The records that follow should be retyped word for word.

########################################

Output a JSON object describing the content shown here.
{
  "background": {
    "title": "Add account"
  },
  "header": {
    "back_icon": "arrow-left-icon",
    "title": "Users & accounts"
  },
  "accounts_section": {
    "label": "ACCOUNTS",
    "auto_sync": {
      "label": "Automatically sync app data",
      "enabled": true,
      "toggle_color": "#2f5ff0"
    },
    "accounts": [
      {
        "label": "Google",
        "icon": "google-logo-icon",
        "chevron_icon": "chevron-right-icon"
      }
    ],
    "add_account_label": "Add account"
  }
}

########################################

[Task response]:
Output a JSON object describing the content shown here.
{
  "background": {
    "title": "Add account"
  },
  "header": {
    "back_icon": "arrow-left-icon",
    "title": "Users & accounts"
  },
  "accounts_section": {
    "label": "ACCOUNTS",
    "auto_sync": {
      "label": "Automatically sync app data",
      "enabled": true,
      "toggle_color": "#2f5ff0"
    },
    "accounts": [
      {
        "label": "Google",
        "icon": "google-logo-icon",
        "chevron_icon": "chevron-right-icon"
      }
    ],
    "add_account_label": "Add account"
  }
}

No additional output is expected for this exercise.